Quoted passage
----------------------------------------
TELLURIDE – Have you ever just wanted to check out on life? Maybe put everything on hold for a moment? Maybe you’ve even thought, “Hey, I can just go live up in the top floor above the garage and no one will notice I’m there for almost a year.” Sounds fun doesn’t it? Well, if you’re curious to see how this preposterous scenario plays out, then Robin Swicord’s “Wakefield” is for you.
Initially the premise is sort of intriguing. Howard Wakefield (Bryan Cranston), who generally answers to just his last name, is a Manhattan corporate lawyer who is obviously bored with the current suburban existence he returns to every night. His wife Diana (Jennifer Garner) is seemingly so beautiful and kind that it starts to be annoying (to Wakefield anyway). And, like most Dads, his teenage twin daughters really want nothing to do with him. One night, after a power outage ends his train commute far from the station, he finds himself pondering his current state of affairs on the long walk home. When he strolls down his driveway he discovers a raccoon near the garage directly behind the house. He throws his briefcase at the animal only to see it go inside a stairwell that goes to the second floor above the garage. Resigned to make sure the animal does no damage he goes inside and scares it out. While in the seldom-used room he notices it’s primary oval window looks straight into the kitchen and eating area of the back of the house (the window is shaped like a peephole, get it?). And much to his enjoyment, he just can’t stop watching his family through it.
----------------------------------------
Can you write out the part of the review that opens with the words containing "TELLURIDE – Have" and closes with "is for you.", swapping "garage" for "barn"?

Supplied information
----------------------------------------
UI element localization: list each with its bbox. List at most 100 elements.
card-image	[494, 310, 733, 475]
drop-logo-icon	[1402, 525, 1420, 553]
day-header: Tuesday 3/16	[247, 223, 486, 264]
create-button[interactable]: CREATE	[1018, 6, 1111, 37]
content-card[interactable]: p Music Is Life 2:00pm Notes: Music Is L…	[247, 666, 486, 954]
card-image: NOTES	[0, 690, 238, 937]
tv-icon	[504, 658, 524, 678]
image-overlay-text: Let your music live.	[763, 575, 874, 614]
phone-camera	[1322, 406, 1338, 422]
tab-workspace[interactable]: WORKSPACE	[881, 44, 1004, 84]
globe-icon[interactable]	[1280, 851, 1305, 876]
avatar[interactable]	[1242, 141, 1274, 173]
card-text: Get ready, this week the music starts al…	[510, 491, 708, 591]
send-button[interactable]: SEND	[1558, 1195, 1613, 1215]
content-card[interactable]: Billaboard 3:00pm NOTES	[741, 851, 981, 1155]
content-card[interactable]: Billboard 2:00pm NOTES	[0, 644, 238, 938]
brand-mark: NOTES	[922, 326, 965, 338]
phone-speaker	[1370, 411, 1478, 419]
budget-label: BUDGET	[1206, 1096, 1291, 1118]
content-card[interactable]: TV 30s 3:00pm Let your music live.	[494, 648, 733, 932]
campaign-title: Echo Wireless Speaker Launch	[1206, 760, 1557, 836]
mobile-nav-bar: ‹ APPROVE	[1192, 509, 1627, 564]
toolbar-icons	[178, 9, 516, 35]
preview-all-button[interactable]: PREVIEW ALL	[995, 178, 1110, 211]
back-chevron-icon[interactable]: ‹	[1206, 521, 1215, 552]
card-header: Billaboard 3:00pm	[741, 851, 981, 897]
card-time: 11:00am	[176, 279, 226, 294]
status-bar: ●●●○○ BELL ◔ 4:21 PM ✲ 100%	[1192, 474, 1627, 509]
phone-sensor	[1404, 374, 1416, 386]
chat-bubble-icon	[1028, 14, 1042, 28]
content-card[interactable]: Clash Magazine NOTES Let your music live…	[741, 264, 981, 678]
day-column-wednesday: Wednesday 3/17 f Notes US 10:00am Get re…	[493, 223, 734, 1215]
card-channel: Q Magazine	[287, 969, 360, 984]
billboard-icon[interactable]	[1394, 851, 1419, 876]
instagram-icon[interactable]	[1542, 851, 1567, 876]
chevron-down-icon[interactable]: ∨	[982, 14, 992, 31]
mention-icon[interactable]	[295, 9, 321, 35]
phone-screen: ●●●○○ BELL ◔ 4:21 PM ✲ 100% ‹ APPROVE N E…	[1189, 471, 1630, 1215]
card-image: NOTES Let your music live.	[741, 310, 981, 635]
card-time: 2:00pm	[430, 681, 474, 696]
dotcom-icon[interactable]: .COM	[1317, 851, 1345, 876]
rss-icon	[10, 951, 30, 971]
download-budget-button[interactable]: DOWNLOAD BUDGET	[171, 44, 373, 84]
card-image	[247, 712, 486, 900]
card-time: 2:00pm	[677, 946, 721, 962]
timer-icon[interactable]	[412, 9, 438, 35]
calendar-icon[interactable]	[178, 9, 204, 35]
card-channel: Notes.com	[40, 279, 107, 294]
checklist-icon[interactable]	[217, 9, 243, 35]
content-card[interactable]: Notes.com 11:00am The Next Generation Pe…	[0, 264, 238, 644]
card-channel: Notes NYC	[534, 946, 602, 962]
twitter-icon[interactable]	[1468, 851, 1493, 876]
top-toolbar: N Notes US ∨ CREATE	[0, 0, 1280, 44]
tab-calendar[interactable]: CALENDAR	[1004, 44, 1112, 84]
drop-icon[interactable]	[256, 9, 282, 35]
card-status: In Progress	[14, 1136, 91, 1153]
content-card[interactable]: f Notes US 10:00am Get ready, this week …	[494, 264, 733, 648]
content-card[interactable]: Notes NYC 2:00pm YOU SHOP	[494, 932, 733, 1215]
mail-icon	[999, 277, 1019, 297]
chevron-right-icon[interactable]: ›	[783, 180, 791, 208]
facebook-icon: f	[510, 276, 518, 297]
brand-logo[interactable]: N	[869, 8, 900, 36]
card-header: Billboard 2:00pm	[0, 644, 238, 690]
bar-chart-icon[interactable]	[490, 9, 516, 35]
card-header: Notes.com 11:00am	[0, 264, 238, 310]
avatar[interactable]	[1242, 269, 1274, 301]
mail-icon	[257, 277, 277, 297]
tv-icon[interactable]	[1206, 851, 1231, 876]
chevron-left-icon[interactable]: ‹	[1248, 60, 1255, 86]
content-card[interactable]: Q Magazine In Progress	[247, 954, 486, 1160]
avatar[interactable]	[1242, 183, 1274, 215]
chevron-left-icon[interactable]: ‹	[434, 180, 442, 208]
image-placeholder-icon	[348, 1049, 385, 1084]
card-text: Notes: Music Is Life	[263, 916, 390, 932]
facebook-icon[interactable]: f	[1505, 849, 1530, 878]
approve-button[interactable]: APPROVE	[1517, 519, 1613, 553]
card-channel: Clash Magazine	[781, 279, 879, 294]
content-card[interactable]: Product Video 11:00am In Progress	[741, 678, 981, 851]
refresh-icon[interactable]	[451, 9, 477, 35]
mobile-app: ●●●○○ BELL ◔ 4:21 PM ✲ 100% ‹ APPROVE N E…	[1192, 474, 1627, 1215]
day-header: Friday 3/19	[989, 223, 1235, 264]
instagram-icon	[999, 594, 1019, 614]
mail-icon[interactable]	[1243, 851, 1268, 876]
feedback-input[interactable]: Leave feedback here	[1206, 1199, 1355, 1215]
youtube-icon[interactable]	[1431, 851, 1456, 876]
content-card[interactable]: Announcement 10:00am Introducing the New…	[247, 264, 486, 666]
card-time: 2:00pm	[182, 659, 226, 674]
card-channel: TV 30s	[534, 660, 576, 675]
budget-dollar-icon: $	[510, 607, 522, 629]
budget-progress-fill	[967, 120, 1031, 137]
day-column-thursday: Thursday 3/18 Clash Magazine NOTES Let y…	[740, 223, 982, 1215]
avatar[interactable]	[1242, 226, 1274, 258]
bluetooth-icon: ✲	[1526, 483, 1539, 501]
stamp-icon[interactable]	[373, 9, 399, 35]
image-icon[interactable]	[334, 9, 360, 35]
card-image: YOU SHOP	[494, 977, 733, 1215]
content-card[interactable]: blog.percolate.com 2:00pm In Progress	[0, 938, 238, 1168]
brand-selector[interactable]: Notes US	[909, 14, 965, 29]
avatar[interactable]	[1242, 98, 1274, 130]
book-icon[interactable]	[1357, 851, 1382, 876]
----------------------------------------
Reply
TELLURIDE – Have you ever just wanted to check out on life? Maybe put everything on hold for a moment? Maybe you’ve even thought, “Hey, I can just go live up in the top floor above the barn and no one will notice I’m there for almost a year.” Sounds fun doesn’t it? Well, if you’re curious to see how this preposterous scenario plays out, then Robin Swicord’s “Wakefield” is for you.